• Input records:
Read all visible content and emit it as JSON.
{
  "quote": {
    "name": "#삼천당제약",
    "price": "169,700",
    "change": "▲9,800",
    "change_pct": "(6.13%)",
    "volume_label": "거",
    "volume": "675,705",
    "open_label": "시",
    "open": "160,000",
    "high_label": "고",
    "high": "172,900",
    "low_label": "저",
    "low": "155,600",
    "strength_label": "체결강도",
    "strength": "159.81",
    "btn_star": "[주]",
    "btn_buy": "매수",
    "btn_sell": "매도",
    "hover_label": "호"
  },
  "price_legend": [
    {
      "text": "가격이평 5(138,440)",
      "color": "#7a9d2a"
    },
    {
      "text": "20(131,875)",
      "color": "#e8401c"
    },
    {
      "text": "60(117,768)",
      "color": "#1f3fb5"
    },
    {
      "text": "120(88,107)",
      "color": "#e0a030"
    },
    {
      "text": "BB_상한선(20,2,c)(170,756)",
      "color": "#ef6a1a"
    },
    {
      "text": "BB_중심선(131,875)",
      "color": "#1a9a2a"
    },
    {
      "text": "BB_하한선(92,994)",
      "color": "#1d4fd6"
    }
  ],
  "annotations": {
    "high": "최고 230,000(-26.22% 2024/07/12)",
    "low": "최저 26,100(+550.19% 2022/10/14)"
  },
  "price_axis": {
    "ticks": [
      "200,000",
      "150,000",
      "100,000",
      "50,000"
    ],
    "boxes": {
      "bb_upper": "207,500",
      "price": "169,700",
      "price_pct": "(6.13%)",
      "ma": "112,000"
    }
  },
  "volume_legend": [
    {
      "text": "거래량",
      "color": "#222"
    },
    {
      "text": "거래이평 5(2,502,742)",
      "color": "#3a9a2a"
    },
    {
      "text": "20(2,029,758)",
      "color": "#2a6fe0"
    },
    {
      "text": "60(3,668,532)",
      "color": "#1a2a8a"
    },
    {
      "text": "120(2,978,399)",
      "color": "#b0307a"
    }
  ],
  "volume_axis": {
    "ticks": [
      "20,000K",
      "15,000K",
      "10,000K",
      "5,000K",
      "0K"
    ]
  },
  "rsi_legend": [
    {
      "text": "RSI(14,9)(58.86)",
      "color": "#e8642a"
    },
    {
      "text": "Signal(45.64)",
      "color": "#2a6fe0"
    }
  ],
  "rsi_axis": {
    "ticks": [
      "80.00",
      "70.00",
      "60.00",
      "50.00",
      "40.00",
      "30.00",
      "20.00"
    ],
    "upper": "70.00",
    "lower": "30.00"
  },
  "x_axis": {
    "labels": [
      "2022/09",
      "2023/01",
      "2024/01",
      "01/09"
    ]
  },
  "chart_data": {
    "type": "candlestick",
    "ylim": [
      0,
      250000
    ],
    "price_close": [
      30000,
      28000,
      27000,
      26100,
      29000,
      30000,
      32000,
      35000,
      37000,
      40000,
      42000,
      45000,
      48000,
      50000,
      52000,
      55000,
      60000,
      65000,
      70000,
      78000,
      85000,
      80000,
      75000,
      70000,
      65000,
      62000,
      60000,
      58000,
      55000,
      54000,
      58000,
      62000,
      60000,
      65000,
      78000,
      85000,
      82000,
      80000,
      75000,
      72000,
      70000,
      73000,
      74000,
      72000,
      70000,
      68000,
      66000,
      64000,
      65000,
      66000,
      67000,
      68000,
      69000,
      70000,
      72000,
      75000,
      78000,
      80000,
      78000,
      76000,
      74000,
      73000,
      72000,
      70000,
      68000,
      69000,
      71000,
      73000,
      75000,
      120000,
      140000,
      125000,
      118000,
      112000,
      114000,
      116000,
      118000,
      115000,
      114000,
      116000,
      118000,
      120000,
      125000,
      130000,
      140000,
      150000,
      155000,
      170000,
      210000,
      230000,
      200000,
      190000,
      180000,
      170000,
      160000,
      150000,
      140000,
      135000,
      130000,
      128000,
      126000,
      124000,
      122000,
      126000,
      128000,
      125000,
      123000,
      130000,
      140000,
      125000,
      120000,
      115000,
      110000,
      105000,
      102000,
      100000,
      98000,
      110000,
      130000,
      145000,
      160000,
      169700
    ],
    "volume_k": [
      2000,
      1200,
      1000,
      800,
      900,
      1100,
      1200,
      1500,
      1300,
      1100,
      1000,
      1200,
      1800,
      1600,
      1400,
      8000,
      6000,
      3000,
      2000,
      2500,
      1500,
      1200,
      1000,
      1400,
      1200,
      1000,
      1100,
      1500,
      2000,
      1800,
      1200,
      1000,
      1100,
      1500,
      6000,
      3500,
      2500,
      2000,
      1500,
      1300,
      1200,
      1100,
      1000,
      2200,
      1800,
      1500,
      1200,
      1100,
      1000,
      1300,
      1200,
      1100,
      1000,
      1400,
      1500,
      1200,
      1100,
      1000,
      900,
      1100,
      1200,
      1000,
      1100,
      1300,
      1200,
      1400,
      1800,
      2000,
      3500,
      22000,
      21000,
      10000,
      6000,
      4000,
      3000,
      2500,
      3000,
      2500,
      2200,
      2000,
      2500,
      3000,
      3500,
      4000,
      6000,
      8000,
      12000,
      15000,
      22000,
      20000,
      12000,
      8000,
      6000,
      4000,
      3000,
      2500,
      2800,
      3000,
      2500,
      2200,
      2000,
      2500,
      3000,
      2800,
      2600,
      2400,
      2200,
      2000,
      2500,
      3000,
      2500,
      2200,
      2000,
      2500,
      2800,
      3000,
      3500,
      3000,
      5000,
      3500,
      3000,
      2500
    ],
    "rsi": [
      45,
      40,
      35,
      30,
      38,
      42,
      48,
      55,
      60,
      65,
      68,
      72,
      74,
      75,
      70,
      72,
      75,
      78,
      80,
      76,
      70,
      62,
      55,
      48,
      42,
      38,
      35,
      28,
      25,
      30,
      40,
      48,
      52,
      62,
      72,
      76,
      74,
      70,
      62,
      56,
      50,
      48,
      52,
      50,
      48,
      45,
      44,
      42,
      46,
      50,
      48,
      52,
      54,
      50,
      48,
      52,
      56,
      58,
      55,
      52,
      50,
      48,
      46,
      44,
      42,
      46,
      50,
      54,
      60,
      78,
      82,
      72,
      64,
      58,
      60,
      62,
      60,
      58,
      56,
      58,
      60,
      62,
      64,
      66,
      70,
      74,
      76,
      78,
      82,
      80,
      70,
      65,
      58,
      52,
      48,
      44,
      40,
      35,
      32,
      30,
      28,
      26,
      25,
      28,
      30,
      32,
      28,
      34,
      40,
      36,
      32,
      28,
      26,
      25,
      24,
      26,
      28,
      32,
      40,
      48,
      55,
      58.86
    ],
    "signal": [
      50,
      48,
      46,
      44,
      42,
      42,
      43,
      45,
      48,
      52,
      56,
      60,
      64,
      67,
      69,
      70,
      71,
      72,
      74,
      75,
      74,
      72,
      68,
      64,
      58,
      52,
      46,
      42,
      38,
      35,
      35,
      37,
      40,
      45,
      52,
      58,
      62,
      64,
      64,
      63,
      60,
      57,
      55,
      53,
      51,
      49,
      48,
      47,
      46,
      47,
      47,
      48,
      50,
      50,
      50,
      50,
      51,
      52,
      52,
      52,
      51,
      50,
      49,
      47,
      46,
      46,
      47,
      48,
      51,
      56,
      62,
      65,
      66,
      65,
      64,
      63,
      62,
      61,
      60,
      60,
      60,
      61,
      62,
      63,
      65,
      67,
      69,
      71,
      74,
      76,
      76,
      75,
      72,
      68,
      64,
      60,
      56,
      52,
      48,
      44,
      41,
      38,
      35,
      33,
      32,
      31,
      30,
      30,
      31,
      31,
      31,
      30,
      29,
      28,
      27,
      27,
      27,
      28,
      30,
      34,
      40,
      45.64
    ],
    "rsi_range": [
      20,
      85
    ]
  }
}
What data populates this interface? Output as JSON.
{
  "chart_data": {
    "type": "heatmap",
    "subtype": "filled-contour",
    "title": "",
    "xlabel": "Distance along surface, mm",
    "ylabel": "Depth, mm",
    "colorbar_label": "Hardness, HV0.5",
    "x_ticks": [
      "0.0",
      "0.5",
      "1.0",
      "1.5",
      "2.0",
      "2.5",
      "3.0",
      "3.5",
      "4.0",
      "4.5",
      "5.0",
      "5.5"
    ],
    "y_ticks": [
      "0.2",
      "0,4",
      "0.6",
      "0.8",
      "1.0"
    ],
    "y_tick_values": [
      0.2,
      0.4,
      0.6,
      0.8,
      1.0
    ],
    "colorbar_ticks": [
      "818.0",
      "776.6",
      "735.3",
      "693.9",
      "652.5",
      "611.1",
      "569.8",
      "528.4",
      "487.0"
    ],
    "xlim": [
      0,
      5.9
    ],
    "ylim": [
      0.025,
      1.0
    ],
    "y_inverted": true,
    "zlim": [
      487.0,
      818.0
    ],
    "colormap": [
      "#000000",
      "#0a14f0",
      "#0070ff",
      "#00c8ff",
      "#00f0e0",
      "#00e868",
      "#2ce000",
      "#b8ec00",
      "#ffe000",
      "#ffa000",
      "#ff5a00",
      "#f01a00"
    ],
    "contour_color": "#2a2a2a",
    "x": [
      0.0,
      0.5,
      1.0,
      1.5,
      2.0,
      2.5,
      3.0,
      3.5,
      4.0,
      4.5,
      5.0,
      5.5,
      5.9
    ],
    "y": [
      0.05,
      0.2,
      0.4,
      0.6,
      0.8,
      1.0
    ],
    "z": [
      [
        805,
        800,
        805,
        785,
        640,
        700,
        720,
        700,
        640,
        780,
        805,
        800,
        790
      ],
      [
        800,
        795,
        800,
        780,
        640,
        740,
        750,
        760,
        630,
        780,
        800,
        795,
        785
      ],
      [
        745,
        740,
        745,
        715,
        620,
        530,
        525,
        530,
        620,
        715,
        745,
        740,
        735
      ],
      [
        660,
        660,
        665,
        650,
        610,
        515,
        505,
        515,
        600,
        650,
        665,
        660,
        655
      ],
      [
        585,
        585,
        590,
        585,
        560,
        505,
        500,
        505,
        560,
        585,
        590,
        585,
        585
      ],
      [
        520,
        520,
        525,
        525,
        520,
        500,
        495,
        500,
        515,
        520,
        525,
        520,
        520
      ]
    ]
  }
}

• Your task:
Track down every line holding the string "JSON" and copy it.

• Task result:
Read all visible content and emit it as JSON.
What data populates this interface? Output as JSON.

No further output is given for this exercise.